**EXERCISE TASK**:
Exact repetition of every entry is required.

**SUPPLIED ENTRIES**:
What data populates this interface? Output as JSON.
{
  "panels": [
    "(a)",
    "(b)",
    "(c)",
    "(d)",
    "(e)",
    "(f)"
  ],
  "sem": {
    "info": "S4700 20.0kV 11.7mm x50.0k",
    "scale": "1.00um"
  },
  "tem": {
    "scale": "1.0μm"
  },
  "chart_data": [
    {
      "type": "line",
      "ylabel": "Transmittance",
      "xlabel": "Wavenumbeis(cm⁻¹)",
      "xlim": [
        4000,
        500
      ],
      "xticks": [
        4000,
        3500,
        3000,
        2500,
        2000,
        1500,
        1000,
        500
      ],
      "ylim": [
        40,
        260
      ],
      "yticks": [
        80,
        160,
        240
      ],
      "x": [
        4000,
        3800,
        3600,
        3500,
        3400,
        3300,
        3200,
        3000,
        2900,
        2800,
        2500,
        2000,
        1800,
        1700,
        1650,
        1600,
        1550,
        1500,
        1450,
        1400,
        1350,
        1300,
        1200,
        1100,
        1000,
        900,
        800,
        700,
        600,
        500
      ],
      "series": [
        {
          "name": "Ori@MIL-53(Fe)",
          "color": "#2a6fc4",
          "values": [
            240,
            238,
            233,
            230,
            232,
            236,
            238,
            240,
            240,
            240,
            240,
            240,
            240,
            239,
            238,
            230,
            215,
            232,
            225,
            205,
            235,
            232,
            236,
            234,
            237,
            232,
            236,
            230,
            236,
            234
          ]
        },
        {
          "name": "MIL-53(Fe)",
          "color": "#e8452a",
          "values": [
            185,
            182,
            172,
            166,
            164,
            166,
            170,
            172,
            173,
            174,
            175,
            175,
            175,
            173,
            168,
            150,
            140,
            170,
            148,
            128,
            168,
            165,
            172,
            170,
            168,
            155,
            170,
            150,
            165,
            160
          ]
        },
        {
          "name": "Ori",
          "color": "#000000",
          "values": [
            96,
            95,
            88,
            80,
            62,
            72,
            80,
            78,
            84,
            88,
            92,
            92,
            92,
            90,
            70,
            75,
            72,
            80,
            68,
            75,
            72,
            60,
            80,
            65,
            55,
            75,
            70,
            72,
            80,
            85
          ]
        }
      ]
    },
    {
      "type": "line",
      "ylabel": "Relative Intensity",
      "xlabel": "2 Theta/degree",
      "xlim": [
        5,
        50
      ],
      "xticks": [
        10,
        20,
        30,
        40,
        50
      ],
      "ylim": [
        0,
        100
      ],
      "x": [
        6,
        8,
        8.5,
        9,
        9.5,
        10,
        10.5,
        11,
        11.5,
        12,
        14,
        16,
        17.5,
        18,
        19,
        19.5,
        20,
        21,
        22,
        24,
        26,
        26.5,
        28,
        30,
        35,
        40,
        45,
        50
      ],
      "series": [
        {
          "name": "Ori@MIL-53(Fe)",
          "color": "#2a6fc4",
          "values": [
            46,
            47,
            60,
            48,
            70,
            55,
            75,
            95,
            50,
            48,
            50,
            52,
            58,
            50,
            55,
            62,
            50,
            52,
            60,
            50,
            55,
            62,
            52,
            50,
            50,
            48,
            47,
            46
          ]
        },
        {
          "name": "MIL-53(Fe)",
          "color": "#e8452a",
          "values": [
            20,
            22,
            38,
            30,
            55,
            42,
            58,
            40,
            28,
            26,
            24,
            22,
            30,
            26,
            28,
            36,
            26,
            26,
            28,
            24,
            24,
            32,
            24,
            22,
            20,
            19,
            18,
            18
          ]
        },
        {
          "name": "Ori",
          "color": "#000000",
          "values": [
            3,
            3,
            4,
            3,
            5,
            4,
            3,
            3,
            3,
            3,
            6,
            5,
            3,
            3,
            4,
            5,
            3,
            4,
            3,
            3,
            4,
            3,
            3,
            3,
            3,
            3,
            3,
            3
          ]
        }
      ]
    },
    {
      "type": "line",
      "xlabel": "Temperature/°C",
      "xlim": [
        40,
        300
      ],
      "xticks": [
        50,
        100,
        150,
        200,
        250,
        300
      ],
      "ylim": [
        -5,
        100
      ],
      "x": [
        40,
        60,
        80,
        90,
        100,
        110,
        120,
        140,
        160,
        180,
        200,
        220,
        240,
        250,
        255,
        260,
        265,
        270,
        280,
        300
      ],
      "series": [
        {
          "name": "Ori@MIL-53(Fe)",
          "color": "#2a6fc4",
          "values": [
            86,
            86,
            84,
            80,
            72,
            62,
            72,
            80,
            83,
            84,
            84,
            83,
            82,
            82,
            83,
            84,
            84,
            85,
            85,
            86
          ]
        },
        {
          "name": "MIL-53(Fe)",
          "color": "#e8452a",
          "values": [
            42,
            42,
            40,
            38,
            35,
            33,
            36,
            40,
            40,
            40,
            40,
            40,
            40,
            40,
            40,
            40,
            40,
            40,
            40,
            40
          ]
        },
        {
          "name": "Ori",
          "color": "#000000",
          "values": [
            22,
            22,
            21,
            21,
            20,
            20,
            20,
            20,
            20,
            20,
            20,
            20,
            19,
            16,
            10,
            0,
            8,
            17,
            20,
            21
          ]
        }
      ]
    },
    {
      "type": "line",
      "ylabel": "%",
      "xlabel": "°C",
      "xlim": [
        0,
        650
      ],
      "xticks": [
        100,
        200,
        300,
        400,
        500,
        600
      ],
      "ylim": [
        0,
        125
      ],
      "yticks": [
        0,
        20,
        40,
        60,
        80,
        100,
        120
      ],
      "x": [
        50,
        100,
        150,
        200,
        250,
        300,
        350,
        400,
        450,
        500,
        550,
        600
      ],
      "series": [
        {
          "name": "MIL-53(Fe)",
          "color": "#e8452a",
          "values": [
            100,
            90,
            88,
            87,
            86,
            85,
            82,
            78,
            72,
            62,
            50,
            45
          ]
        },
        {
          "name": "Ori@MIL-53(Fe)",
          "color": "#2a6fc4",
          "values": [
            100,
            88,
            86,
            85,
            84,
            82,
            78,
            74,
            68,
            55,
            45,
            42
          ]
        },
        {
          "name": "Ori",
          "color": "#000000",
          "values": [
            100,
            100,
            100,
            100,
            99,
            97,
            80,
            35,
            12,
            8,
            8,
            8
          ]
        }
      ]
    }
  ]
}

**EXERCISE OUTPUT**:
What data populates this interface? Output as JSON.
{
  "panels": [
    "(a)",
    "(b)",
    "(c)",
    "(d)",
    "(e)",
    "(f)"
  ],
  "sem": {
    "info": "S4700 20.0kV 11.7mm x50.0k",
    "scale": "1.00um"
  },
  "tem": {
    "scale": "1.0μm"
  },
  "chart_data": [
    {
      "type": "line",
      "ylabel": "Transmittance",
      "xlabel": "Wavenumbeis(cm⁻¹)",
      "xlim": [
        4000,
        500
      ],
      "xticks": [
        4000,
        3500,
        3000,
        2500,
        2000,
        1500,
        1000,
        500
      ],
      "ylim": [
        40,
        260
      ],
      "yticks": [
        80,
        160,
        240
      ],
      "x": [
        4000,
        3800,
        3600,
        3500,
        3400,
        3300,
        3200,
        3000,
        2900,
        2800,
        2500,
        2000,
        1800,
        1700,
        1650,
        1600,
        1550,
        1500,
        1450,
        1400,
        1350,
        1300,
        1200,
        1100,
        1000,
        900,
        800,
        700,
        600,
        500
      ],
      "series": [
        {
          "name": "Ori@MIL-53(Fe)",
          "color": "#2a6fc4",
          "values": [
            240,
            238,
            233,
            230,
            232,
            236,
            238,
            240,
            240,
            240,
            240,
            240,
            240,
            239,
            238,
            230,
            215,
            232,
            225,
            205,
            235,
            232,
            236,
            234,
            237,
            232,
            236,
            230,
            236,
            234
          ]
        },
        {
          "name": "MIL-53(Fe)",
          "color": "#e8452a",
          "values": [
            185,
            182,
            172,
            166,
            164,
            166,
            170,
            172,
            173,
            174,
            175,
            175,
            175,
            173,
            168,
            150,
            140,
            170,
            148,
            128,
            168,
            165,
            172,
            170,
            168,
            155,
            170,
            150,
            165,
            160
          ]
        },
        {
          "name": "Ori",
          "color": "#000000",
          "values": [
            96,
            95,
            88,
            80,
            62,
            72,
            80,
            78,
            84,
            88,
            92,
            92,
            92,
            90,
            70,
            75,
            72,
            80,
            68,
            75,
            72,
            60,
            80,
            65,
            55,
            75,
            70,
            72,
            80,
            85
          ]
        }
      ]
    },
    {
      "type": "line",
      "ylabel": "Relative Intensity",
      "xlabel": "2 Theta/degree",
      "xlim": [
        5,
        50
      ],
      "xticks": [
        10,
        20,
        30,
        40,
        50
      ],
      "ylim": [
        0,
        100
      ],
      "x": [
        6,
        8,
        8.5,
        9,
        9.5,
        10,
        10.5,
        11,
        11.5,
        12,
        14,
        16,
        17.5,
        18,
        19,
        19.5,
        20,
        21,
        22,
        24,
        26,
        26.5,
        28,
        30,
        35,
        40,
        45,
        50
      ],
      "series": [
        {
          "name": "Ori@MIL-53(Fe)",
          "color": "#2a6fc4",
          "values": [
            46,
            47,
            60,
            48,
            70,
            55,
            75,
            95,
            50,
            48,
            50,
            52,
            58,
            50,
            55,
            62,
            50,
            52,
            60,
            50,
            55,
            62,
            52,
            50,
            50,
            48,
            47,
            46
          ]
        },
        {
          "name": "MIL-53(Fe)",
          "color": "#e8452a",
          "values": [
            20,
            22,
            38,
            30,
            55,
            42,
            58,
            40,
            28,
            26,
            24,
            22,
            30,
            26,
            28,
            36,
            26,
            26,
            28,
            24,
            24,
            32,
            24,
            22,
            20,
            19,
            18,
            18
          ]
        },
        {
          "name": "Ori",
          "color": "#000000",
          "values": [
            3,
            3,
            4,
            3,
            5,
            4,
            3,
            3,
            3,
            3,
            6,
            5,
            3,
            3,
            4,
            5,
            3,
            4,
            3,
            3,
            4,
            3,
            3,
            3,
            3,
            3,
            3,
            3
          ]
        }
      ]
    },
    {
      "type": "line",
      "xlabel": "Temperature/°C",
      "xlim": [
        40,
        300
      ],
      "xticks": [
        50,
        100,
        150,
        200,
        250,
        300
      ],
      "ylim": [
        -5,
        100
      ],
      "x": [
        40,
        60,
        80,
        90,
        100,
        110,
        120,
        140,
        160,
        180,
        200,
        220,
        240,
        250,
        255,
        260,
        265,
        270,
        280,
        300
      ],
      "series": [
        {
          "name": "Ori@MIL-53(Fe)",
          "color": "#2a6fc4",
          "values": [
            86,
            86,
            84,
            80,
            72,
            62,
            72,
            80,
            83,
            84,
            84,
            83,
            82,
            82,
            83,
            84,
            84,
            85,
            85,
            86
          ]
        },
        {
          "name": "MIL-53(Fe)",
          "color": "#e8452a",
          "values": [
            42,
            42,
            40,
            38,
            35,
            33,
            36,
            40,
            40,
            40,
            40,
            40,
            40,
            40,
            40,
            40,
            40,
            40,
            40,
            40
          ]
        },
        {
          "name": "Ori",
          "color": "#000000",
          "values": [
            22,
            22,
            21,
            21,
            20,
            20,
            20,
            20,
            20,
            20,
            20,
            20,
            19,
            16,
            10,
            0,
            8,
            17,
            20,
            21
          ]
        }
      ]
    },
    {
      "type": "line",
      "ylabel": "%",
      "xlabel": "°C",
      "xlim": [
        0,
        650
      ],
      "xticks": [
        100,
        200,
        300,
        400,
        500,
        600
      ],
      "ylim": [
        0,
        125
      ],
      "yticks": [
        0,
        20,
        40,
        60,
        80,
        100,
        120
      ],
      "x": [
        50,
        100,
        150,
        200,
        250,
        300,
        350,
        400,
        450,
        500,
        550,
        600
      ],
      "series": [
        {
          "name": "MIL-53(Fe)",
          "color": "#e8452a",
          "values": [
            100,
            90,
            88,
            87,
            86,
            85,
            82,
            78,
            72,
            62,
            50,
            45
          ]
        },
        {
          "name": "Ori@MIL-53(Fe)",
          "color": "#2a6fc4",
          "values": [
            100,
            88,
            86,
            85,
            84,
            82,
            78,
            74,
            68,
            55,
            45,
            42
          ]
        },
        {
          "name": "Ori",
          "color": "#000000",
          "values": [
            100,
            100,
            100,
            100,
            99,
            97,
            80,
            35,
            12,
            8,
            8,
            8
          ]
        }
      ]
    }
  ]
}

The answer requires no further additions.